- _Request_: Filter the records below for the word "kanë". Copy each line that holds it.

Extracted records
◇ ◇ ◇ ◇
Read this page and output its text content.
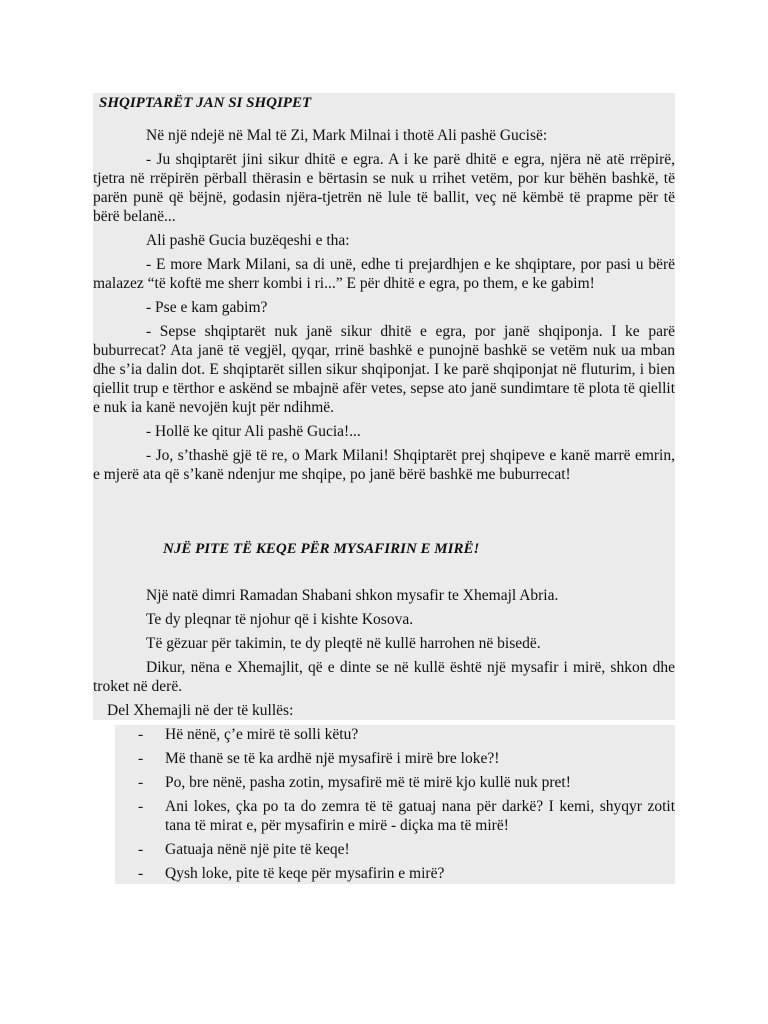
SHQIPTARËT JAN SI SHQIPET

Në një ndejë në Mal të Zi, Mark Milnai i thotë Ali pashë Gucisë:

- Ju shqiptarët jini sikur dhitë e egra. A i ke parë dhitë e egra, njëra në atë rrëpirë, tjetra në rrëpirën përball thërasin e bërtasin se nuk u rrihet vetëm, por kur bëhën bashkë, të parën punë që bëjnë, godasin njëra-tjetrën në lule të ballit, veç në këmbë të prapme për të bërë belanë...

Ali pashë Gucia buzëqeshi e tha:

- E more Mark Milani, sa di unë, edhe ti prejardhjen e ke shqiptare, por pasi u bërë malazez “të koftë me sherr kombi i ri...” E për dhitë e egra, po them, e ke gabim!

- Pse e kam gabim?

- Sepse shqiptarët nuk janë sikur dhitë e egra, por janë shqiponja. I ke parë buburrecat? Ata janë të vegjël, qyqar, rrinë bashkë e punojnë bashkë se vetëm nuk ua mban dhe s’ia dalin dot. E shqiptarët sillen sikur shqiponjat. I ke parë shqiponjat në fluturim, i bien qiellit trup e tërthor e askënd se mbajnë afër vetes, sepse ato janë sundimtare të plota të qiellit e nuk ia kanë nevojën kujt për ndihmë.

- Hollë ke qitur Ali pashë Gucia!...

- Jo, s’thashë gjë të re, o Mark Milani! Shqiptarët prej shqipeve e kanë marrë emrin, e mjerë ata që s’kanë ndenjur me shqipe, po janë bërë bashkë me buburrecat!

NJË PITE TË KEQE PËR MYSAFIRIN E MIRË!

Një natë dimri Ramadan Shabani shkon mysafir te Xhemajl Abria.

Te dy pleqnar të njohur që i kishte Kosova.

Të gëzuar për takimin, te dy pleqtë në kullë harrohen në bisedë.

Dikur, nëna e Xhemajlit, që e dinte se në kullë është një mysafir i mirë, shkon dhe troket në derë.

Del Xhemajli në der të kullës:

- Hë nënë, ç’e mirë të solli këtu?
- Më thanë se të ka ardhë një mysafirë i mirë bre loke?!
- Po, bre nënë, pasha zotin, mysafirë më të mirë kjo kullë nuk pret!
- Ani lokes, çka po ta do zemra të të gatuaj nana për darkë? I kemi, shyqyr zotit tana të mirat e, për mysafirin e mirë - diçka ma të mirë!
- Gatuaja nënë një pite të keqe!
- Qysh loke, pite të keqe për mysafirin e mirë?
◇ ◇ ◇ ◇
- _The reply_:
- Sepse shqiptarët nuk janë sikur dhitë e egra, por janë shqiponja. I ke parë buburrecat? Ata janë të vegjël, qyqar, rrinë bashkë e punojnë bashkë se vetëm nuk ua mban dhe s’ia dalin dot. E shqiptarët sillen sikur shqiponjat. I ke parë shqiponjat në fluturim, i bien qiellit trup e tërthor e askënd se mbajnë afër vetes, sepse ato janë sundimtare të plota të qiellit e nuk ia kanë nevojën kujt për ndihmë.
- Jo, s’thashë gjë të re, o Mark Milani! Shqiptarët prej shqipeve e kanë marrë emrin, e mjerë ata që s’kanë ndenjur me shqipe, po janë bërë bashkë me buburrecat!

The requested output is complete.